───── Records for the task ─────
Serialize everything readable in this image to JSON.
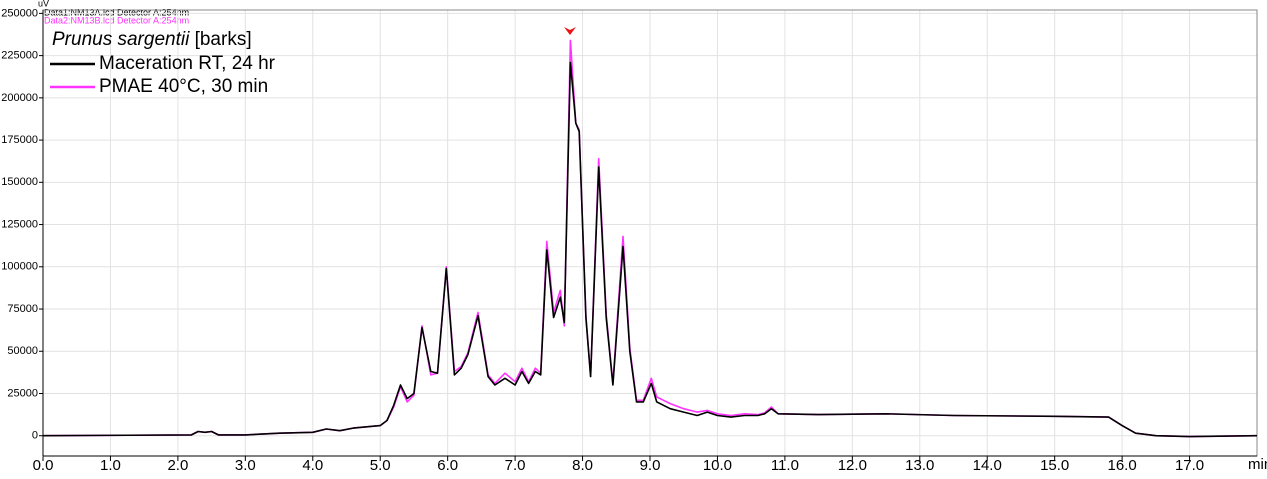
{
  "chart_data": {
    "type": "line",
    "title": "Prunus sargentii",
    "subtitle": "[barks]",
    "annotations": [
      "Data1:NM13A.lcd Detector A:254nm",
      "Data2:NM13B.lcd Detector A:254nm"
    ],
    "y_label": "uV",
    "x_label": "min",
    "x": [
      0.0,
      2.2,
      2.3,
      2.4,
      2.5,
      2.6,
      3.0,
      3.5,
      4.0,
      4.2,
      4.4,
      4.6,
      5.0,
      5.1,
      5.2,
      5.3,
      5.4,
      5.5,
      5.62,
      5.75,
      5.85,
      5.98,
      6.1,
      6.2,
      6.3,
      6.45,
      6.6,
      6.7,
      6.85,
      7.0,
      7.1,
      7.2,
      7.3,
      7.38,
      7.47,
      7.57,
      7.67,
      7.73,
      7.82,
      7.9,
      7.95,
      8.05,
      8.12,
      8.24,
      8.35,
      8.45,
      8.6,
      8.7,
      8.8,
      8.9,
      9.02,
      9.1,
      9.2,
      9.3,
      9.5,
      9.7,
      9.85,
      10.0,
      10.2,
      10.4,
      10.6,
      10.7,
      10.8,
      10.9,
      11.5,
      12.5,
      13.5,
      15.0,
      15.8,
      16.0,
      16.2,
      16.5,
      17.0,
      18.0
    ],
    "series": [
      {
        "name": "PMAE 40°C, 30 min",
        "color": "#ff33ff",
        "values": [
          0,
          500,
          2500,
          2000,
          2500,
          500,
          500,
          1500,
          2000,
          4000,
          3000,
          4500,
          6000,
          9000,
          17000,
          29000,
          20000,
          24000,
          65000,
          36000,
          37000,
          100000,
          38000,
          41000,
          49000,
          73000,
          36000,
          31000,
          37000,
          32000,
          40000,
          32000,
          40000,
          37000,
          115000,
          73000,
          86000,
          65000,
          234000,
          185000,
          181000,
          71000,
          35000,
          164000,
          72000,
          31000,
          118000,
          52000,
          21000,
          21000,
          34000,
          23000,
          21000,
          19000,
          16000,
          14000,
          15000,
          13000,
          12000,
          13000,
          12500,
          13500,
          17000,
          13000,
          12500,
          13000,
          12000,
          11500,
          11000,
          6000,
          1500,
          0,
          -500,
          0
        ]
      },
      {
        "name": "Maceration RT, 24 hr",
        "color": "#000000",
        "values": [
          0,
          500,
          2500,
          2000,
          2500,
          500,
          500,
          1500,
          2000,
          4000,
          3000,
          4500,
          6000,
          9000,
          18000,
          30000,
          22000,
          25000,
          64000,
          38000,
          37000,
          99000,
          36000,
          40000,
          48000,
          71000,
          35000,
          30000,
          34000,
          30000,
          38000,
          31000,
          38000,
          36000,
          110000,
          70000,
          82000,
          67000,
          221000,
          185000,
          180000,
          70000,
          35000,
          159000,
          70000,
          30000,
          112000,
          50000,
          20000,
          20000,
          31000,
          20000,
          18000,
          16000,
          14000,
          12000,
          14000,
          12000,
          11000,
          12000,
          12000,
          13000,
          16000,
          13000,
          12500,
          13000,
          12000,
          11500,
          11000,
          6000,
          1500,
          0,
          -500,
          0
        ]
      }
    ],
    "xlim": [
      0,
      18
    ],
    "ylim": [
      -12000,
      252000
    ],
    "xticks": [
      {
        "value": 0,
        "label": "0.0"
      },
      {
        "value": 1,
        "label": "1.0"
      },
      {
        "value": 2,
        "label": "2.0"
      },
      {
        "value": 3,
        "label": "3.0"
      },
      {
        "value": 4,
        "label": "4.0"
      },
      {
        "value": 5,
        "label": "5.0"
      },
      {
        "value": 6,
        "label": "6.0"
      },
      {
        "value": 7,
        "label": "7.0"
      },
      {
        "value": 8,
        "label": "8.0"
      },
      {
        "value": 9,
        "label": "9.0"
      },
      {
        "value": 10,
        "label": "10.0"
      },
      {
        "value": 11,
        "label": "11.0"
      },
      {
        "value": 12,
        "label": "12.0"
      },
      {
        "value": 13,
        "label": "13.0"
      },
      {
        "value": 14,
        "label": "14.0"
      },
      {
        "value": 15,
        "label": "15.0"
      },
      {
        "value": 16,
        "label": "16.0"
      },
      {
        "value": 17,
        "label": "17.0"
      }
    ],
    "yticks": [
      0,
      25000,
      50000,
      75000,
      100000,
      125000,
      150000,
      175000,
      200000,
      225000,
      250000
    ],
    "grid": true
  }
}
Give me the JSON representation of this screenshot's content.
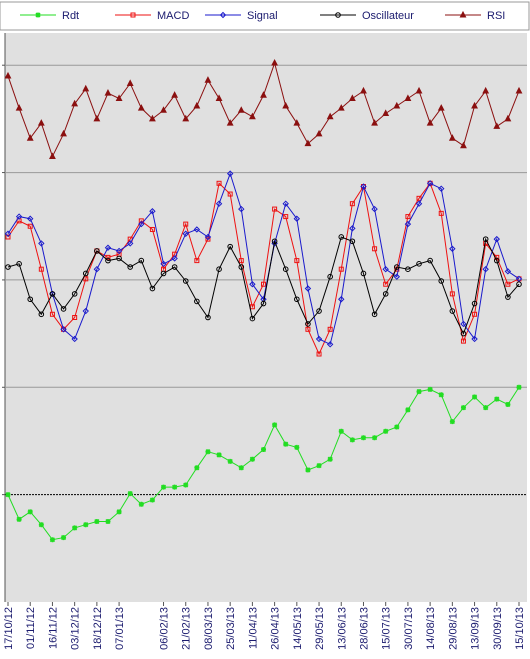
{
  "chart_data": {
    "type": "line",
    "categories": [
      "17/10/12",
      null,
      "01/11/12",
      null,
      "16/11/12",
      null,
      "03/12/12",
      null,
      "18/12/12",
      null,
      "07/01/13",
      null,
      null,
      null,
      "06/02/13",
      null,
      "21/02/13",
      null,
      "08/03/13",
      null,
      "25/03/13",
      null,
      "11/04/13",
      null,
      "26/04/13",
      null,
      "14/05/13",
      null,
      "29/05/13",
      null,
      "13/06/13",
      null,
      "28/06/13",
      null,
      "15/07/13",
      null,
      "30/07/13",
      null,
      "14/08/13",
      null,
      "29/08/13",
      null,
      "13/09/13",
      null,
      "30/09/13",
      null,
      "15/10/13"
    ],
    "series": [
      {
        "name": "Rdt",
        "color": "#22dd22",
        "marker": "star",
        "values": [
          0,
          -0.23,
          -0.16,
          -0.28,
          -0.42,
          -0.4,
          -0.31,
          -0.28,
          -0.25,
          -0.25,
          -0.16,
          0.01,
          -0.09,
          -0.05,
          0.07,
          0.07,
          0.09,
          0.25,
          0.4,
          0.37,
          0.31,
          0.25,
          0.33,
          0.42,
          0.65,
          0.47,
          0.44,
          0.23,
          0.27,
          0.33,
          0.59,
          0.51,
          0.53,
          0.53,
          0.59,
          0.63,
          0.79,
          0.96,
          0.98,
          0.93,
          0.68,
          0.81,
          0.91,
          0.81,
          0.89,
          0.84,
          1.0
        ]
      },
      {
        "name": "MACD",
        "color": "#ee1111",
        "marker": "square",
        "values": [
          2.4,
          2.55,
          2.5,
          2.1,
          1.68,
          1.54,
          1.65,
          2.01,
          2.27,
          2.21,
          2.24,
          2.38,
          2.55,
          2.47,
          2.1,
          2.24,
          2.52,
          2.18,
          2.38,
          2.9,
          2.8,
          2.18,
          1.75,
          1.96,
          2.66,
          2.59,
          2.18,
          1.54,
          1.31,
          1.54,
          2.1,
          2.71,
          2.87,
          2.29,
          1.96,
          2.1,
          2.59,
          2.76,
          2.9,
          2.62,
          1.87,
          1.43,
          1.68,
          2.34,
          2.21,
          1.96,
          2.01
        ]
      },
      {
        "name": "Signal",
        "color": "#1a1acc",
        "marker": "diamond",
        "values": [
          2.43,
          2.59,
          2.57,
          2.34,
          1.87,
          1.54,
          1.45,
          1.71,
          2.1,
          2.3,
          2.27,
          2.34,
          2.52,
          2.64,
          2.15,
          2.2,
          2.43,
          2.47,
          2.4,
          2.71,
          2.99,
          2.66,
          1.96,
          1.82,
          2.34,
          2.71,
          2.57,
          1.92,
          1.45,
          1.4,
          1.82,
          2.48,
          2.87,
          2.66,
          2.1,
          2.03,
          2.52,
          2.71,
          2.9,
          2.85,
          2.29,
          1.59,
          1.45,
          2.1,
          2.38,
          2.08,
          2.01
        ]
      },
      {
        "name": "Oscillateur",
        "color": "#000000",
        "marker": "circle",
        "values": [
          2.12,
          2.15,
          1.82,
          1.68,
          1.87,
          1.73,
          1.87,
          2.06,
          2.27,
          2.18,
          2.2,
          2.12,
          2.18,
          1.92,
          2.06,
          2.12,
          1.99,
          1.8,
          1.65,
          2.1,
          2.31,
          2.12,
          1.64,
          1.78,
          2.36,
          2.1,
          1.82,
          1.59,
          1.71,
          2.03,
          2.4,
          2.36,
          2.06,
          1.68,
          1.87,
          2.12,
          2.1,
          2.15,
          2.18,
          1.99,
          1.71,
          1.5,
          1.78,
          2.38,
          2.18,
          1.84,
          1.96
        ]
      },
      {
        "name": "RSI",
        "color": "#8b1010",
        "marker": "triangle",
        "values": [
          3.9,
          3.6,
          3.32,
          3.46,
          3.15,
          3.36,
          3.64,
          3.78,
          3.5,
          3.74,
          3.69,
          3.83,
          3.6,
          3.5,
          3.58,
          3.72,
          3.5,
          3.62,
          3.86,
          3.69,
          3.46,
          3.58,
          3.52,
          3.72,
          4.02,
          3.62,
          3.46,
          3.27,
          3.36,
          3.52,
          3.6,
          3.69,
          3.76,
          3.46,
          3.55,
          3.62,
          3.69,
          3.76,
          3.46,
          3.6,
          3.32,
          3.25,
          3.62,
          3.76,
          3.43,
          3.5,
          3.76
        ]
      }
    ],
    "ylim": [
      -1,
      4.3
    ],
    "yticks": [
      0,
      1,
      2,
      3,
      4
    ],
    "grid": true,
    "legend": "top"
  }
}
─────
Count every line in the data where the string "JSON" occurs. Give nothing except the number.

**Full response:** 2